(Saved data entries)

☆ ☆ ☆ ☆ ☆ ☆ ☆

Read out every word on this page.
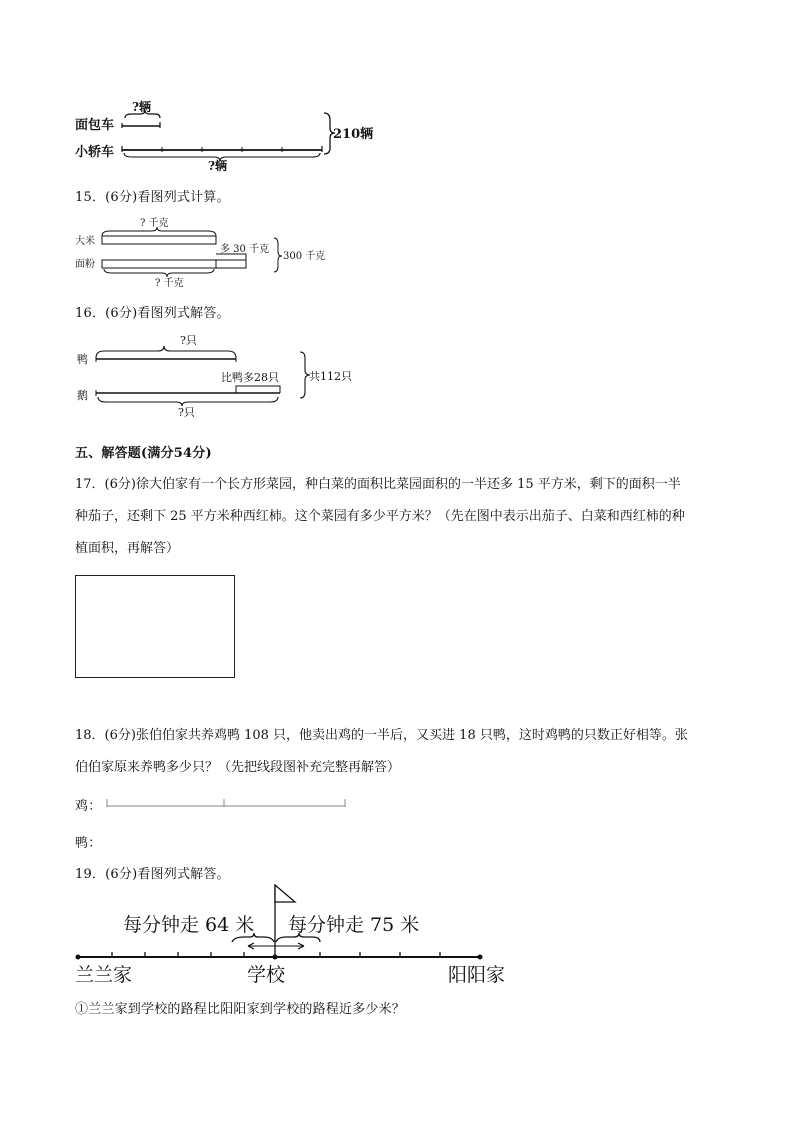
?辆
面包车
小轿车
?辆
210辆
15．(6分)看图列式计算。
? 千克
大米
面粉
多 30 千克
? 千克
300 千克
16．(6分)看图列式解答。
?只
鸭
比鸭多28只
鹅
?只
共112只
五、解答题(满分54分)
17．(6分)徐大伯家有一个长方形菜园，种白菜的面积比菜园面积的一半还多 15 平方米，剩下的面积一半
种茄子，还剩下 25 平方米种西红柿。这个菜园有多少平方米？（先在图中表示出茄子、白菜和西红柿的种
植面积，再解答）
18．(6分)张伯伯家共养鸡鸭 108 只，他卖出鸡的一半后，又买进 18 只鸭，这时鸡鸭的只数正好相等。张
伯伯家原来养鸭多少只？（先把线段图补充完整再解答）
鸡：
鸭：
19．(6分)看图列式解答。
每分钟走 64 米 每分钟走 75 米
兰兰家	学校	阳阳家
①兰兰家到学校的路程比阳阳家到学校的路程近多少米？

☆ ☆ ☆ ☆ ☆ ☆ ☆

#### [Written request]
Write out the entries above word for word. Do not include the pictures.

#### [Correct response]
Read out every word on this page.
?辆
面包车
小轿车
?辆
210辆
15．(6分)看图列式计算。
? 千克
大米
面粉
多 30 千克
? 千克
300 千克
16．(6分)看图列式解答。
?只
鸭
比鸭多28只
鹅
?只
共112只
五、解答题(满分54分)
17．(6分)徐大伯家有一个长方形菜园，种白菜的面积比菜园面积的一半还多 15 平方米，剩下的面积一半
种茄子，还剩下 25 平方米种西红柿。这个菜园有多少平方米？（先在图中表示出茄子、白菜和西红柿的种
植面积，再解答）
18．(6分)张伯伯家共养鸡鸭 108 只，他卖出鸡的一半后，又买进 18 只鸭，这时鸡鸭的只数正好相等。张
伯伯家原来养鸭多少只？（先把线段图补充完整再解答）
鸡：
鸭：
19．(6分)看图列式解答。
每分钟走 64 米 每分钟走 75 米
兰兰家	学校	阳阳家
①兰兰家到学校的路程比阳阳家到学校的路程近多少米？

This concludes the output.